**Task requirements:** Output each entry below as it stands, leaving out every picture.

**Entries shown:**
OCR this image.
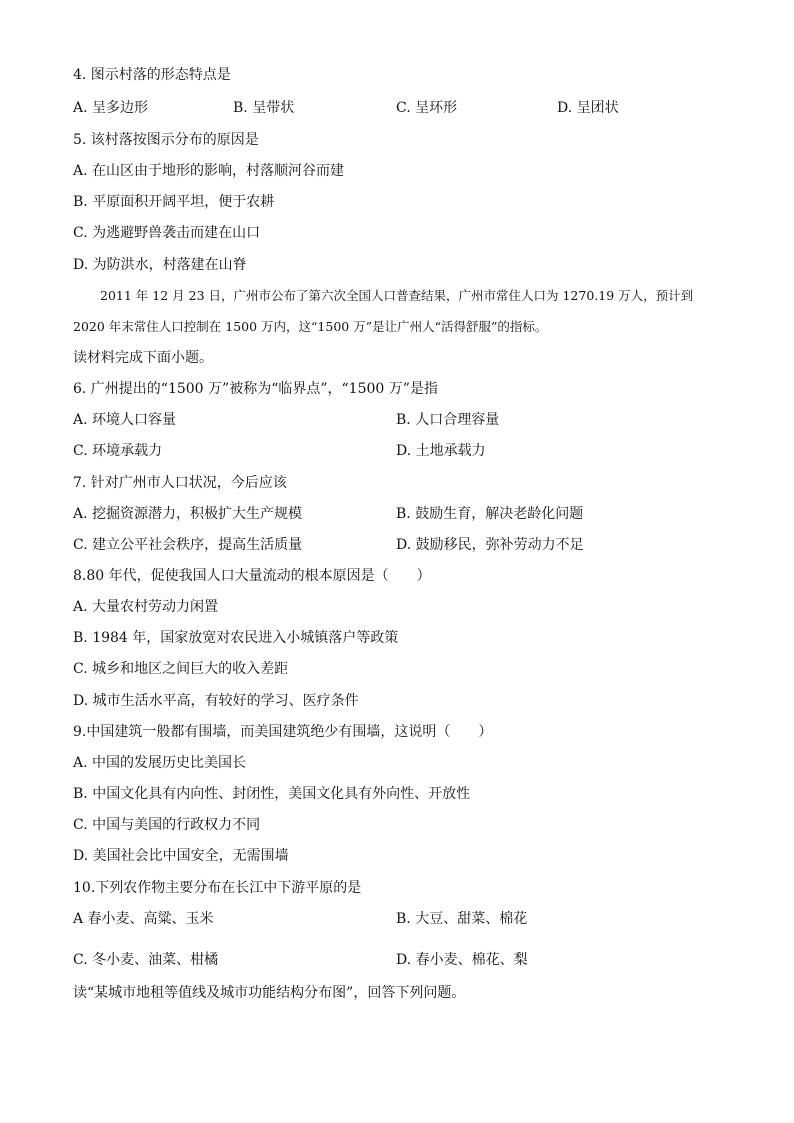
4. 图示村落的形态特点是
A. 呈多边形	B. 呈带状	C. 呈环形	D. 呈团状
5. 该村落按图示分布的原因是
A. 在山区由于地形的影响，村落顺河谷而建
B. 平原面积开阔平坦，便于农耕
C. 为逃避野兽袭击而建在山口
D. 为防洪水，村落建在山脊
2011 年 12 月 23 日，广州市公布了第六次全国人口普查结果，广州市常住人口为 1270.19 万人，预计到
2020 年末常住人口控制在 1500 万内，这“1500 万”是让广州人“活得舒服”的指标。
读材料完成下面小题。
6. 广州提出的“1500 万”被称为“临界点”，“1500 万”是指
A. 环境人口容量	B. 人口合理容量
C. 环境承载力	D. 土地承载力
7. 针对广州市人口状况，今后应该
A. 挖掘资源潜力，积极扩大生产规模	B. 鼓励生育，解决老龄化问题
C. 建立公平社会秩序，提高生活质量	D. 鼓励移民，弥补劳动力不足
8.80 年代，促使我国人口大量流动的根本原因是（　　）
A. 大量农村劳动力闲置
B. 1984 年，国家放宽对农民进入小城镇落户等政策
C. 城乡和地区之间巨大的收入差距
D. 城市生活水平高，有较好的学习、医疗条件
9.中国建筑一般都有围墙，而美国建筑绝少有围墙，这说明（　　）
A. 中国的发展历史比美国长
B. 中国文化具有内向性、封闭性，美国文化具有外向性、开放性
C. 中国与美国的行政权力不同
D. 美国社会比中国安全，无需围墙
10.下列农作物主要分布在长江中下游平原的是
A 春小麦、高粱、玉米	B. 大豆、甜菜、棉花
C. 冬小麦、油菜、柑橘	D. 春小麦、棉花、梨
读“某城市地租等值线及城市功能结构分布图”，回答下列问题。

**Output for this task:**
OCR this image.
4. 图示村落的形态特点是
A. 呈多边形	B. 呈带状	C. 呈环形	D. 呈团状
5. 该村落按图示分布的原因是
A. 在山区由于地形的影响，村落顺河谷而建
B. 平原面积开阔平坦，便于农耕
C. 为逃避野兽袭击而建在山口
D. 为防洪水，村落建在山脊
2011 年 12 月 23 日，广州市公布了第六次全国人口普查结果，广州市常住人口为 1270.19 万人，预计到
2020 年末常住人口控制在 1500 万内，这“1500 万”是让广州人“活得舒服”的指标。
读材料完成下面小题。
6. 广州提出的“1500 万”被称为“临界点”，“1500 万”是指
A. 环境人口容量	B. 人口合理容量
C. 环境承载力	D. 土地承载力
7. 针对广州市人口状况，今后应该
A. 挖掘资源潜力，积极扩大生产规模	B. 鼓励生育，解决老龄化问题
C. 建立公平社会秩序，提高生活质量	D. 鼓励移民，弥补劳动力不足
8.80 年代，促使我国人口大量流动的根本原因是（　　）
A. 大量农村劳动力闲置
B. 1984 年，国家放宽对农民进入小城镇落户等政策
C. 城乡和地区之间巨大的收入差距
D. 城市生活水平高，有较好的学习、医疗条件
9.中国建筑一般都有围墙，而美国建筑绝少有围墙，这说明（　　）
A. 中国的发展历史比美国长
B. 中国文化具有内向性、封闭性，美国文化具有外向性、开放性
C. 中国与美国的行政权力不同
D. 美国社会比中国安全，无需围墙
10.下列农作物主要分布在长江中下游平原的是
A 春小麦、高粱、玉米	B. 大豆、甜菜、棉花
C. 冬小麦、油菜、柑橘	D. 春小麦、棉花、梨
读“某城市地租等值线及城市功能结构分布图”，回答下列问题。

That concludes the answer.